* START Listing *
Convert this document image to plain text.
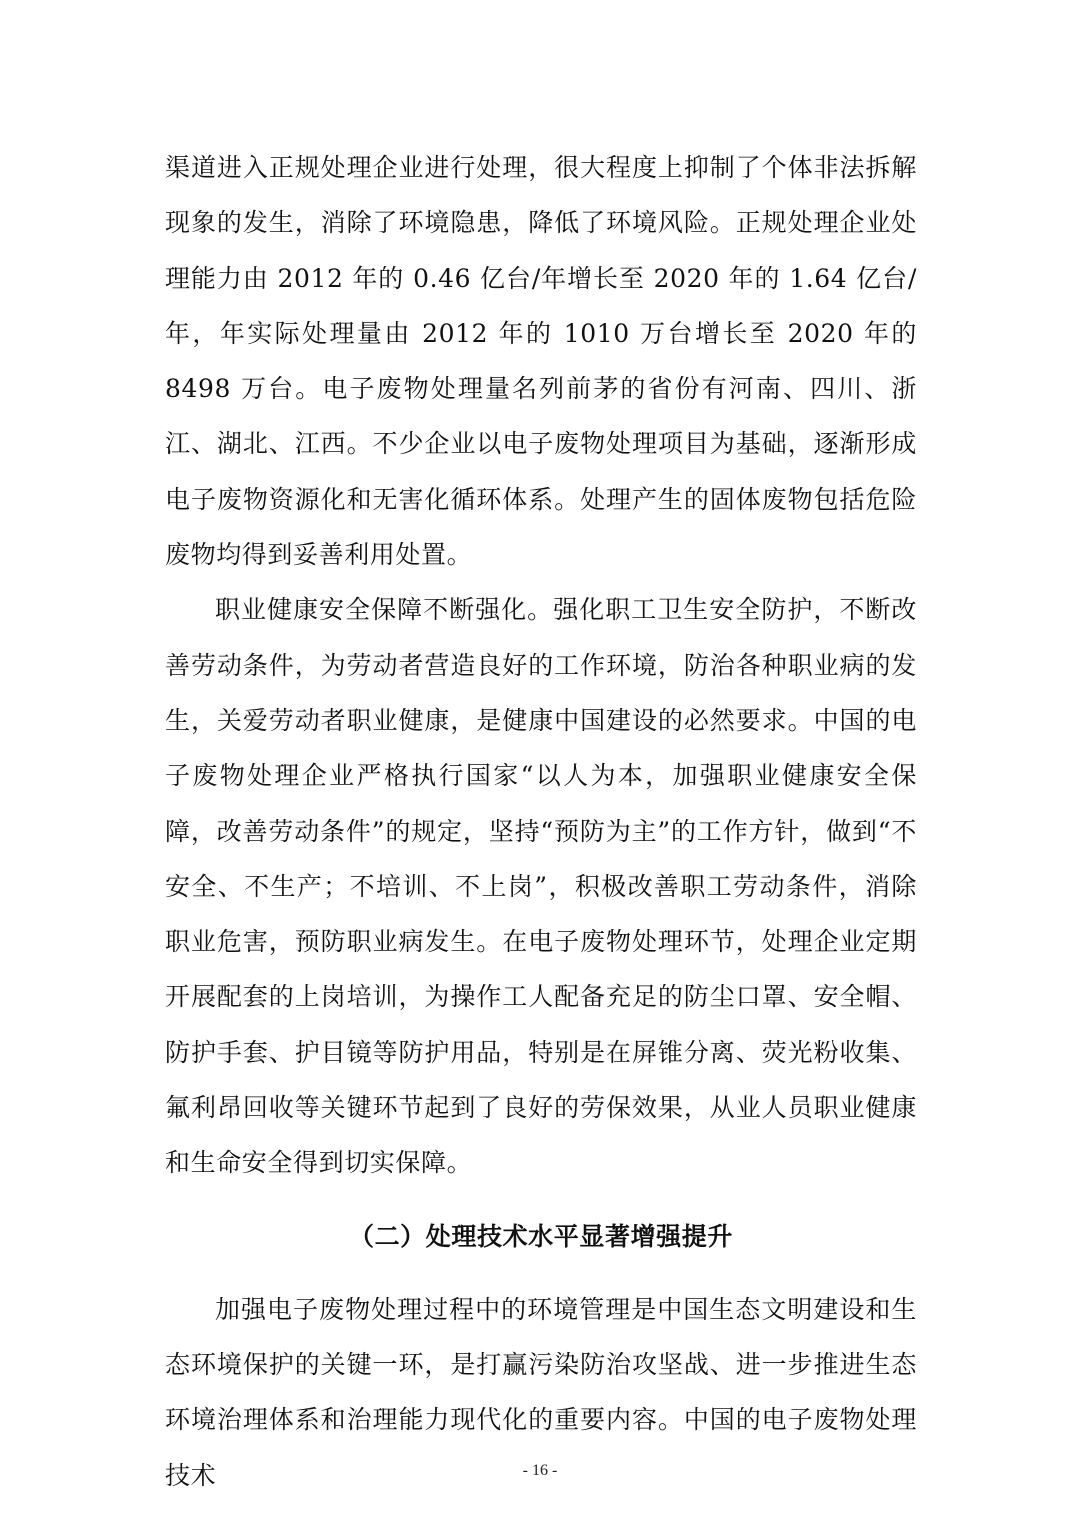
渠道进入正规处理企业进行处理，很大程度上抑制了个体非法拆解现象的发生，消除了环境隐患，降低了环境风险。正规处理企业处理能力由 2012 年的 0.46 亿台/年增长至 2020 年的 1.64 亿台/年，年实际处理量由 2012 年的 1010 万台增长至 2020 年的 8498 万台。电子废物处理量名列前茅的省份有河南、四川、浙江、湖北、江西。不少企业以电子废物处理项目为基础，逐渐形成电子废物资源化和无害化循环体系。处理产生的固体废物包括危险废物均得到妥善利用处置。

职业健康安全保障不断强化。强化职工卫生安全防护，不断改善劳动条件，为劳动者营造良好的工作环境，防治各种职业病的发生，关爱劳动者职业健康，是健康中国建设的必然要求。中国的电子废物处理企业严格执行国家“以人为本，加强职业健康安全保障，改善劳动条件”的规定，坚持“预防为主”的工作方针，做到“不安全、不生产；不培训、不上岗”，积极改善职工劳动条件，消除职业危害，预防职业病发生。在电子废物处理环节，处理企业定期开展配套的上岗培训，为操作工人配备充足的防尘口罩、安全帽、防护手套、护目镜等防护用品，特别是在屏锥分离、荧光粉收集、氟利昂回收等关键环节起到了良好的劳保效果，从业人员职业健康和生命安全得到切实保障。

（二）处理技术水平显著增强提升

加强电子废物处理过程中的环境管理是中国生态文明建设和生态环境保护的关键一环，是打赢污染防治攻坚战、进一步推进生态环境治理体系和治理能力现代化的重要内容。中国的电子废物处理技术	- 16 -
* END Listing *
** Your task **
Reproduce the material in its entirety and word for word, without the pictures.

** Solution **
Convert this document image to plain text.
渠道进入正规处理企业进行处理，很大程度上抑制了个体非法拆解现象的发生，消除了环境隐患，降低了环境风险。正规处理企业处理能力由 2012 年的 0.46 亿台/年增长至 2020 年的 1.64 亿台/年，年实际处理量由 2012 年的 1010 万台增长至 2020 年的 8498 万台。电子废物处理量名列前茅的省份有河南、四川、浙江、湖北、江西。不少企业以电子废物处理项目为基础，逐渐形成电子废物资源化和无害化循环体系。处理产生的固体废物包括危险废物均得到妥善利用处置。

职业健康安全保障不断强化。强化职工卫生安全防护，不断改善劳动条件，为劳动者营造良好的工作环境，防治各种职业病的发生，关爱劳动者职业健康，是健康中国建设的必然要求。中国的电子废物处理企业严格执行国家“以人为本，加强职业健康安全保障，改善劳动条件”的规定，坚持“预防为主”的工作方针，做到“不安全、不生产；不培训、不上岗”，积极改善职工劳动条件，消除职业危害，预防职业病发生。在电子废物处理环节，处理企业定期开展配套的上岗培训，为操作工人配备充足的防尘口罩、安全帽、防护手套、护目镜等防护用品，特别是在屏锥分离、荧光粉收集、氟利昂回收等关键环节起到了良好的劳保效果，从业人员职业健康和生命安全得到切实保障。

（二）处理技术水平显著增强提升

加强电子废物处理过程中的环境管理是中国生态文明建设和生态环境保护的关键一环，是打赢污染防治攻坚战、进一步推进生态环境治理体系和治理能力现代化的重要内容。中国的电子废物处理技术	- 16 -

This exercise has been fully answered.